== GOAL OF THE EXERCISE ==
Repeat the listing in full, word for word.

Data records
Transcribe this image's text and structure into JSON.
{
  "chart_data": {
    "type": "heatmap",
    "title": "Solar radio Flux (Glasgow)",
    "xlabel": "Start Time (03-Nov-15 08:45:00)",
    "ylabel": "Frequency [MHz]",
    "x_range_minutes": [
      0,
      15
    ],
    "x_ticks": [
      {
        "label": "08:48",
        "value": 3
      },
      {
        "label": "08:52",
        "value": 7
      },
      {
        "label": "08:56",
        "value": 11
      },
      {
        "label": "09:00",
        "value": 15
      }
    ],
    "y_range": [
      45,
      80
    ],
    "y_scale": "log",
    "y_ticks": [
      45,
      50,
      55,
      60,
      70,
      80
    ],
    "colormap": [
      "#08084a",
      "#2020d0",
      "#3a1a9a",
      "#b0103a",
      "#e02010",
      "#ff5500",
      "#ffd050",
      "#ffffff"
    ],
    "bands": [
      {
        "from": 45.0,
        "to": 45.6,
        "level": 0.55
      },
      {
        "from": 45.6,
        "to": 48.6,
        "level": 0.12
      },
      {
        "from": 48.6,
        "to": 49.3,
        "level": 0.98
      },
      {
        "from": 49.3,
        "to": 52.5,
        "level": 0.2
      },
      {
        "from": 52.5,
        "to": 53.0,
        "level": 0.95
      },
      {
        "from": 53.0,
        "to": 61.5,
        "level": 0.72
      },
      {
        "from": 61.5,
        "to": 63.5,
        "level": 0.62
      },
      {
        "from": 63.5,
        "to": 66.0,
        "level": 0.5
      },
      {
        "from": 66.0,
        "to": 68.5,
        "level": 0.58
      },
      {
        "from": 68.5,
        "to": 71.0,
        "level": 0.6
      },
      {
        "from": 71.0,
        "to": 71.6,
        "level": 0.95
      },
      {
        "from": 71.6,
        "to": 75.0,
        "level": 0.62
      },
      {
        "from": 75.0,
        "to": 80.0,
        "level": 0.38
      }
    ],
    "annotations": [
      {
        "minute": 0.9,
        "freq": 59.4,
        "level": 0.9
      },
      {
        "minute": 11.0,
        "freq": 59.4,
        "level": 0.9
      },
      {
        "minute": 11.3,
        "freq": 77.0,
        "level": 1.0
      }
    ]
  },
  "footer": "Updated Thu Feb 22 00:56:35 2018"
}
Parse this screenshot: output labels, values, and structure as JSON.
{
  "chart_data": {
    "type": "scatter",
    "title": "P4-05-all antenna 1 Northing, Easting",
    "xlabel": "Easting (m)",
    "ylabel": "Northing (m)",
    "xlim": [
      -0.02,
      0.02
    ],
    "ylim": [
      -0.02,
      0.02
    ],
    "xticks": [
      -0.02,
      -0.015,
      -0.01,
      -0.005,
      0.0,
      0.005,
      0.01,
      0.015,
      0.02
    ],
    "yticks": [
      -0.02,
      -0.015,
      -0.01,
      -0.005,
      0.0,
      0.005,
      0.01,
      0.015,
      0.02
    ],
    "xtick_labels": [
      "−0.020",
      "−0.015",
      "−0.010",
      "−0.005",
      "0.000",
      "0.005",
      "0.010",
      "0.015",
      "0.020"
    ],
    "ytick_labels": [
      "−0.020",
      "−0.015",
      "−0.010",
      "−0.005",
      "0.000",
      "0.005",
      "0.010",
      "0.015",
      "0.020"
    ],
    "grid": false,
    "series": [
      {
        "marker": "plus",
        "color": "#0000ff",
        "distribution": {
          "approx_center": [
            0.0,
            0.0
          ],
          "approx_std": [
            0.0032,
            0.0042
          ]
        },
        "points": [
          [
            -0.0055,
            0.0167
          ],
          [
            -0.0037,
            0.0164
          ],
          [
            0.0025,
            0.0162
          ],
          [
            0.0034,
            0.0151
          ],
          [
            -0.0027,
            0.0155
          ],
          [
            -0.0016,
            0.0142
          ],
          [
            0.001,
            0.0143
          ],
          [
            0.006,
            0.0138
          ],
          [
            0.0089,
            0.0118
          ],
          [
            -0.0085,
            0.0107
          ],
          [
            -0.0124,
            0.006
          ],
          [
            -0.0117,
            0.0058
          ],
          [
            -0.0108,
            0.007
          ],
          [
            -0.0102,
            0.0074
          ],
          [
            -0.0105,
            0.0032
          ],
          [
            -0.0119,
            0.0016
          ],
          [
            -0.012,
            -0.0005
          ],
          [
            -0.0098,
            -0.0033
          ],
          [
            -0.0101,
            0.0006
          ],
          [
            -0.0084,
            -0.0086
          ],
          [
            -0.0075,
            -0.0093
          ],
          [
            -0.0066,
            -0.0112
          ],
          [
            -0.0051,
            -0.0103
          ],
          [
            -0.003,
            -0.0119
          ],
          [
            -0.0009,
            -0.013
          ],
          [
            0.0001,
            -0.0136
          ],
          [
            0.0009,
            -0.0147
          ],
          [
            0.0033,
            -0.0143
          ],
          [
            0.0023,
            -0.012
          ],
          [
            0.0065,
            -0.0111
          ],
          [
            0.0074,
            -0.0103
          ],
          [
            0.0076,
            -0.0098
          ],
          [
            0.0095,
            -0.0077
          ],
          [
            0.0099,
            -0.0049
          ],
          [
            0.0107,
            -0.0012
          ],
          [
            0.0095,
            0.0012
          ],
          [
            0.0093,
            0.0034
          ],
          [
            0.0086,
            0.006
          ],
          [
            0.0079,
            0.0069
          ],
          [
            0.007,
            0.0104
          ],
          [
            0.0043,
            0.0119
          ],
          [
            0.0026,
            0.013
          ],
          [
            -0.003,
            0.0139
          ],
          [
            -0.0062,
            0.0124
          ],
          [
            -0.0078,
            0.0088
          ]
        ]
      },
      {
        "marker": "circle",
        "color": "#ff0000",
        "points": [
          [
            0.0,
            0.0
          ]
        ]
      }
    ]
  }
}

== OUTPUT FOR THIS EXERCISE ==
Transcribe this image's text and structure into JSON.
{
  "chart_data": {
    "type": "heatmap",
    "title": "Solar radio Flux (Glasgow)",
    "xlabel": "Start Time (03-Nov-15 08:45:00)",
    "ylabel": "Frequency [MHz]",
    "x_range_minutes": [
      0,
      15
    ],
    "x_ticks": [
      {
        "label": "08:48",
        "value": 3
      },
      {
        "label": "08:52",
        "value": 7
      },
      {
        "label": "08:56",
        "value": 11
      },
      {
        "label": "09:00",
        "value": 15
      }
    ],
    "y_range": [
      45,
      80
    ],
    "y_scale": "log",
    "y_ticks": [
      45,
      50,
      55,
      60,
      70,
      80
    ],
    "colormap": [
      "#08084a",
      "#2020d0",
      "#3a1a9a",
      "#b0103a",
      "#e02010",
      "#ff5500",
      "#ffd050",
      "#ffffff"
    ],
    "bands": [
      {
        "from": 45.0,
        "to": 45.6,
        "level": 0.55
      },
      {
        "from": 45.6,
        "to": 48.6,
        "level": 0.12
      },
      {
        "from": 48.6,
        "to": 49.3,
        "level": 0.98
      },
      {
        "from": 49.3,
        "to": 52.5,
        "level": 0.2
      },
      {
        "from": 52.5,
        "to": 53.0,
        "level": 0.95
      },
      {
        "from": 53.0,
        "to": 61.5,
        "level": 0.72
      },
      {
        "from": 61.5,
        "to": 63.5,
        "level": 0.62
      },
      {
        "from": 63.5,
        "to": 66.0,
        "level": 0.5
      },
      {
        "from": 66.0,
        "to": 68.5,
        "level": 0.58
      },
      {
        "from": 68.5,
        "to": 71.0,
        "level": 0.6
      },
      {
        "from": 71.0,
        "to": 71.6,
        "level": 0.95
      },
      {
        "from": 71.6,
        "to": 75.0,
        "level": 0.62
      },
      {
        "from": 75.0,
        "to": 80.0,
        "level": 0.38
      }
    ],
    "annotations": [
      {
        "minute": 0.9,
        "freq": 59.4,
        "level": 0.9
      },
      {
        "minute": 11.0,
        "freq": 59.4,
        "level": 0.9
      },
      {
        "minute": 11.3,
        "freq": 77.0,
        "level": 1.0
      }
    ]
  },
  "footer": "Updated Thu Feb 22 00:56:35 2018"
}
Parse this screenshot: output labels, values, and structure as JSON.
{
  "chart_data": {
    "type": "scatter",
    "title": "P4-05-all antenna 1 Northing, Easting",
    "xlabel": "Easting (m)",
    "ylabel": "Northing (m)",
    "xlim": [
      -0.02,
      0.02
    ],
    "ylim": [
      -0.02,
      0.02
    ],
    "xticks": [
      -0.02,
      -0.015,
      -0.01,
      -0.005,
      0.0,
      0.005,
      0.01,
      0.015,
      0.02
    ],
    "yticks": [
      -0.02,
      -0.015,
      -0.01,
      -0.005,
      0.0,
      0.005,
      0.01,
      0.015,
      0.02
    ],
    "xtick_labels": [
      "−0.020",
      "−0.015",
      "−0.010",
      "−0.005",
      "0.000",
      "0.005",
      "0.010",
      "0.015",
      "0.020"
    ],
    "ytick_labels": [
      "−0.020",
      "−0.015",
      "−0.010",
      "−0.005",
      "0.000",
      "0.005",
      "0.010",
      "0.015",
      "0.020"
    ],
    "grid": false,
    "series": [
      {
        "marker": "plus",
        "color": "#0000ff",
        "distribution": {
          "approx_center": [
            0.0,
            0.0
          ],
          "approx_std": [
            0.0032,
            0.0042
          ]
        },
        "points": [
          [
            -0.0055,
            0.0167
          ],
          [
            -0.0037,
            0.0164
          ],
          [
            0.0025,
            0.0162
          ],
          [
            0.0034,
            0.0151
          ],
          [
            -0.0027,
            0.0155
          ],
          [
            -0.0016,
            0.0142
          ],
          [
            0.001,
            0.0143
          ],
          [
            0.006,
            0.0138
          ],
          [
            0.0089,
            0.0118
          ],
          [
            -0.0085,
            0.0107
          ],
          [
            -0.0124,
            0.006
          ],
          [
            -0.0117,
            0.0058
          ],
          [
            -0.0108,
            0.007
          ],
          [
            -0.0102,
            0.0074
          ],
          [
            -0.0105,
            0.0032
          ],
          [
            -0.0119,
            0.0016
          ],
          [
            -0.012,
            -0.0005
          ],
          [
            -0.0098,
            -0.0033
          ],
          [
            -0.0101,
            0.0006
          ],
          [
            -0.0084,
            -0.0086
          ],
          [
            -0.0075,
            -0.0093
          ],
          [
            -0.0066,
            -0.0112
          ],
          [
            -0.0051,
            -0.0103
          ],
          [
            -0.003,
            -0.0119
          ],
          [
            -0.0009,
            -0.013
          ],
          [
            0.0001,
            -0.0136
          ],
          [
            0.0009,
            -0.0147
          ],
          [
            0.0033,
            -0.0143
          ],
          [
            0.0023,
            -0.012
          ],
          [
            0.0065,
            -0.0111
          ],
          [
            0.0074,
            -0.0103
          ],
          [
            0.0076,
            -0.0098
          ],
          [
            0.0095,
            -0.0077
          ],
          [
            0.0099,
            -0.0049
          ],
          [
            0.0107,
            -0.0012
          ],
          [
            0.0095,
            0.0012
          ],
          [
            0.0093,
            0.0034
          ],
          [
            0.0086,
            0.006
          ],
          [
            0.0079,
            0.0069
          ],
          [
            0.007,
            0.0104
          ],
          [
            0.0043,
            0.0119
          ],
          [
            0.0026,
            0.013
          ],
          [
            -0.003,
            0.0139
          ],
          [
            -0.0062,
            0.0124
          ],
          [
            -0.0078,
            0.0088
          ]
        ]
      },
      {
        "marker": "circle",
        "color": "#ff0000",
        "points": [
          [
            0.0,
            0.0
          ]
        ]
      }
    ]
  }
}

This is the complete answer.